-- begin --
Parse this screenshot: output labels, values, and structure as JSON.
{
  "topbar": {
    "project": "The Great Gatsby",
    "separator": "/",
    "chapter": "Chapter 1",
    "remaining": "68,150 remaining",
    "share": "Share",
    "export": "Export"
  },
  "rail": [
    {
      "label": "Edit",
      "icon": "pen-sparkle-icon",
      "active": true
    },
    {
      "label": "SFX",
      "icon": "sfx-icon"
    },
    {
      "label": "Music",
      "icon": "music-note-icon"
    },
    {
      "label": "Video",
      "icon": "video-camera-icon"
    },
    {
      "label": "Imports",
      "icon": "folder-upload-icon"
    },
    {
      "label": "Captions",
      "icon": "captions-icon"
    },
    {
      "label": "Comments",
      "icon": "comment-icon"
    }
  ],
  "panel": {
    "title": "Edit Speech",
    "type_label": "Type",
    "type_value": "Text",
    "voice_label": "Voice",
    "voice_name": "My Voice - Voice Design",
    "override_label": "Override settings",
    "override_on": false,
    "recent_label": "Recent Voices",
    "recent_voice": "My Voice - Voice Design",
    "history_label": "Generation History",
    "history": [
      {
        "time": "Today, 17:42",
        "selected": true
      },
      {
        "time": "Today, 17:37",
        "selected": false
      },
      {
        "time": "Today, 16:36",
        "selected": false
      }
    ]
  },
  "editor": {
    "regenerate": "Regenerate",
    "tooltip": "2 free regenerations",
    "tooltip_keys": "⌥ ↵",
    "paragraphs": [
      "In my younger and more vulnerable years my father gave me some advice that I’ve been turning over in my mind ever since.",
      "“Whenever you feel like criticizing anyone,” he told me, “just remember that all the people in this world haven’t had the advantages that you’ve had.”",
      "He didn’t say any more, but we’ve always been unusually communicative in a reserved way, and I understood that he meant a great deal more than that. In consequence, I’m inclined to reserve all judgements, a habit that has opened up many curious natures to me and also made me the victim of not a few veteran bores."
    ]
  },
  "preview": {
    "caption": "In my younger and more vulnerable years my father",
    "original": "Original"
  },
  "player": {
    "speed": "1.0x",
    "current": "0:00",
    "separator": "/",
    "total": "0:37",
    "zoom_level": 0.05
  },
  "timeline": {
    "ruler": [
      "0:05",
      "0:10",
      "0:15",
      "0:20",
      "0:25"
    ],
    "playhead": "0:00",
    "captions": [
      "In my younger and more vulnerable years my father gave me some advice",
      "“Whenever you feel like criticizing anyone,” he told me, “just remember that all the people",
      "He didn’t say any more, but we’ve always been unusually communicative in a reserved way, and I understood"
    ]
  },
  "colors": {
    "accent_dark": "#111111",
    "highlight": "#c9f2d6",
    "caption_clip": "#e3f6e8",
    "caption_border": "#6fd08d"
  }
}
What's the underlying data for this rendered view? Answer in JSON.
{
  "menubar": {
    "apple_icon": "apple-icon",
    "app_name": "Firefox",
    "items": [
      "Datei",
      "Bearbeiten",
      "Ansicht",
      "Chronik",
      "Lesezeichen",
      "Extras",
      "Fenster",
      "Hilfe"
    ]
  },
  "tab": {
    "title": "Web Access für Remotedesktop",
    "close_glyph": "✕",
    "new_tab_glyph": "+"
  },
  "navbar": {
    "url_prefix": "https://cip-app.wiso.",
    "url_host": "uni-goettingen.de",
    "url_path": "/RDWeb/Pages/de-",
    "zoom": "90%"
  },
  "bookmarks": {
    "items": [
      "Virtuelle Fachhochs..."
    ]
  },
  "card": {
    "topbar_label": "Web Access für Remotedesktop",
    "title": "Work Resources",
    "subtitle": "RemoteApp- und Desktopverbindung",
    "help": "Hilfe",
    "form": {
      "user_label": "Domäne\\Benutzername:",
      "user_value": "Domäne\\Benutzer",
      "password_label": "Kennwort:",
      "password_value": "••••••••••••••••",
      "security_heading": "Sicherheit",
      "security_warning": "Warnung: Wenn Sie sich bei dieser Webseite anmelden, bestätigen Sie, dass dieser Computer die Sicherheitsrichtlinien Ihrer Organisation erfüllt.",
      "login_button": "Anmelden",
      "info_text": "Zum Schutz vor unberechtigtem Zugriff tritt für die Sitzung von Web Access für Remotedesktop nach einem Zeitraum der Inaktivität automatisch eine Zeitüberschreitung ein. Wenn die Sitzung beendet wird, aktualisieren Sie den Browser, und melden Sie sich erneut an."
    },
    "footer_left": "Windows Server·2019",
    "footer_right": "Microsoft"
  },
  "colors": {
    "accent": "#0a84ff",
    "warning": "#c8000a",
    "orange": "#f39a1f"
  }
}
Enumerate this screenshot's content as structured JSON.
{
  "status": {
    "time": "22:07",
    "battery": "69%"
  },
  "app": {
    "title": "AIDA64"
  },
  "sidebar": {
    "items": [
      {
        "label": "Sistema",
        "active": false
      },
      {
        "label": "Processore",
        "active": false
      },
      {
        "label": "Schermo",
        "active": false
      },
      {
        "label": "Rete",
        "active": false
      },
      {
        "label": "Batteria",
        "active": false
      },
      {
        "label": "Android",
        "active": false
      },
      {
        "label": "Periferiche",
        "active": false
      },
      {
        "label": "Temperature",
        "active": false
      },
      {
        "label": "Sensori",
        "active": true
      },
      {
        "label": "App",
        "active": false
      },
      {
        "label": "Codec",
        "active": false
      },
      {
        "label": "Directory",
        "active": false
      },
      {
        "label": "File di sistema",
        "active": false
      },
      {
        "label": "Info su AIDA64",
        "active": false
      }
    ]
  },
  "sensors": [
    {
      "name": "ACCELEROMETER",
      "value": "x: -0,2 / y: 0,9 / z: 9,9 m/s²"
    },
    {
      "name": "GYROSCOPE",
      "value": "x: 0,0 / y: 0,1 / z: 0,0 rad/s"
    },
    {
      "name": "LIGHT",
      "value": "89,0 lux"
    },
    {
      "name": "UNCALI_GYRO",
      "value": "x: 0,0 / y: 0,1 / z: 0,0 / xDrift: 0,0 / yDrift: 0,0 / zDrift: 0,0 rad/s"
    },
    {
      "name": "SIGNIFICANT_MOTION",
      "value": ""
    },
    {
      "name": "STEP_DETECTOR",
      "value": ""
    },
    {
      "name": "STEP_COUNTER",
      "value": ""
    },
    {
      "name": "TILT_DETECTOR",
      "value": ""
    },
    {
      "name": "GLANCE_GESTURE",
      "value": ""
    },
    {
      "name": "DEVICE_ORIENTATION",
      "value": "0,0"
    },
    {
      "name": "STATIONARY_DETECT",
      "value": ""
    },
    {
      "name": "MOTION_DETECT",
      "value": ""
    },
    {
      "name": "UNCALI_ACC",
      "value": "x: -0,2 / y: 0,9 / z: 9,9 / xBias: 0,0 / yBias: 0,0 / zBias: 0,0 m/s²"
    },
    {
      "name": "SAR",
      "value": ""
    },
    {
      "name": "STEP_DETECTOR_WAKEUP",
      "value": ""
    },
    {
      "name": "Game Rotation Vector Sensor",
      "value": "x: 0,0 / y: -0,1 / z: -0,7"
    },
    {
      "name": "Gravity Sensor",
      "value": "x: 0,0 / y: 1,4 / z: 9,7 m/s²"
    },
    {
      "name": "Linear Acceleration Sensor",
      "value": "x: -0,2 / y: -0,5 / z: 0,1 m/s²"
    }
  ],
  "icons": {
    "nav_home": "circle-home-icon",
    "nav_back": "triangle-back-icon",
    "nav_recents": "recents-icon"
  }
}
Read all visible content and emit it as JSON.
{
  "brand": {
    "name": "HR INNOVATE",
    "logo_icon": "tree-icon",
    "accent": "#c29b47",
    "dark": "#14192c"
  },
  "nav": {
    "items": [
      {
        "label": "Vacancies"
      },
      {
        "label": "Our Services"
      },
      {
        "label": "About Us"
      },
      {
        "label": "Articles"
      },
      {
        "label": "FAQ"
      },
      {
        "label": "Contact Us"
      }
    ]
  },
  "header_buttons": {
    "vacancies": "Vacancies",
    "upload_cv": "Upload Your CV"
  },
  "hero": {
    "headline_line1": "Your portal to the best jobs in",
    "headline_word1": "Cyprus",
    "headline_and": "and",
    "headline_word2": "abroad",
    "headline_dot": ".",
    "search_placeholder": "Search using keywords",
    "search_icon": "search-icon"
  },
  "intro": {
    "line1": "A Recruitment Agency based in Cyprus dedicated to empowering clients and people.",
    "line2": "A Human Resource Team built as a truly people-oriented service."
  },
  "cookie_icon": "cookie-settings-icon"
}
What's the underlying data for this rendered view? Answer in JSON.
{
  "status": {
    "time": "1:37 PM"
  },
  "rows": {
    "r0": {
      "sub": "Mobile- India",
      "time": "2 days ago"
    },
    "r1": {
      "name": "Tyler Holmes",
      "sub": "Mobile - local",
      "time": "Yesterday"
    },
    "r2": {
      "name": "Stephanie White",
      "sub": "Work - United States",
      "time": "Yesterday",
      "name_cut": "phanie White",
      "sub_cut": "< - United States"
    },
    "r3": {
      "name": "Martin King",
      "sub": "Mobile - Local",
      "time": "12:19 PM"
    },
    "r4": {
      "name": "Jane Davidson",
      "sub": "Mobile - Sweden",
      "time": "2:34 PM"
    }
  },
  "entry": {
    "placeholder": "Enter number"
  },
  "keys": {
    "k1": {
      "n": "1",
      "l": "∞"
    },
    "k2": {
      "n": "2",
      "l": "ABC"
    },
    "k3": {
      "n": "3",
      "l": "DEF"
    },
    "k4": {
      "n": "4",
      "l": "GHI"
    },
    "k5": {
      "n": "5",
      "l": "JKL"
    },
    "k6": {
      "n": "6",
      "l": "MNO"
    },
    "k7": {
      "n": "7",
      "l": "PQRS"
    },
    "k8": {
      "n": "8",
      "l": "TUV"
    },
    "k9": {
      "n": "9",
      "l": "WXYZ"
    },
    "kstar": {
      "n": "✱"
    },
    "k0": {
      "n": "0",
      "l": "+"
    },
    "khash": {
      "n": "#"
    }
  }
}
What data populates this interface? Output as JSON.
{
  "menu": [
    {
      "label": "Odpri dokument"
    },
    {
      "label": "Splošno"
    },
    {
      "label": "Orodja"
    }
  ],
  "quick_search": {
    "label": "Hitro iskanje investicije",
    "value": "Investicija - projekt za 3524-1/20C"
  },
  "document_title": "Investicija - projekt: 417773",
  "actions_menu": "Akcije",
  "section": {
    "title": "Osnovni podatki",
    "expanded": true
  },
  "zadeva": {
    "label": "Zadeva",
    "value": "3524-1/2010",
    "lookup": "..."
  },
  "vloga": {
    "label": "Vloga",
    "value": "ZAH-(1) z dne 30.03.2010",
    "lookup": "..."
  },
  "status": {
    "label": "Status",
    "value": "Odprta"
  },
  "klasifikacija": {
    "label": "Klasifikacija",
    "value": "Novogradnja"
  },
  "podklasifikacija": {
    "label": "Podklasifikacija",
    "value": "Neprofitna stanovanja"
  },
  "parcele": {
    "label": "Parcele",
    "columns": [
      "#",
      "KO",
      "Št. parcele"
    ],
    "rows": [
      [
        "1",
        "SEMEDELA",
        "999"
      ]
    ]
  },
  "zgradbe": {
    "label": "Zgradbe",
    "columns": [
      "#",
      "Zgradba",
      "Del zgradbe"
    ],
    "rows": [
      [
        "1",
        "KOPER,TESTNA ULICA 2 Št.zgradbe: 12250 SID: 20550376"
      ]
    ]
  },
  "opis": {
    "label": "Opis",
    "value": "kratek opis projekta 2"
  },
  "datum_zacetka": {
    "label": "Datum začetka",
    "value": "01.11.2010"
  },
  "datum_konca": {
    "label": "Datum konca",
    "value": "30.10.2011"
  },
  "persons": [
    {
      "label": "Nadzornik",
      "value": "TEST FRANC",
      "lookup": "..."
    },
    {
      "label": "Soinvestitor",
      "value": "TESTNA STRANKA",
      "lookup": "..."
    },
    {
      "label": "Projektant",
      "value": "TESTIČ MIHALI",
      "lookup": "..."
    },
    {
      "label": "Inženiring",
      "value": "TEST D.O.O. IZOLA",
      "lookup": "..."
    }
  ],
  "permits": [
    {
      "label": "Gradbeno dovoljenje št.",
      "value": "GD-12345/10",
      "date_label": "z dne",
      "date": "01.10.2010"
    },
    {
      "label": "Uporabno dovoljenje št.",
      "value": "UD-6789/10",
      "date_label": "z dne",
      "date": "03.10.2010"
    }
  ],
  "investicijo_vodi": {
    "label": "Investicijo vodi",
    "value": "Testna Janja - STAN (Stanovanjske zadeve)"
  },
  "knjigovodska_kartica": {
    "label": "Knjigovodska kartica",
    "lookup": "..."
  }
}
-- end --
• THE EXERCISE: Gather all lines from the records above in which "Work" appears.

• CORRECT RESULT:
    "title": "Work Resources",
      "sub": "Work - United States",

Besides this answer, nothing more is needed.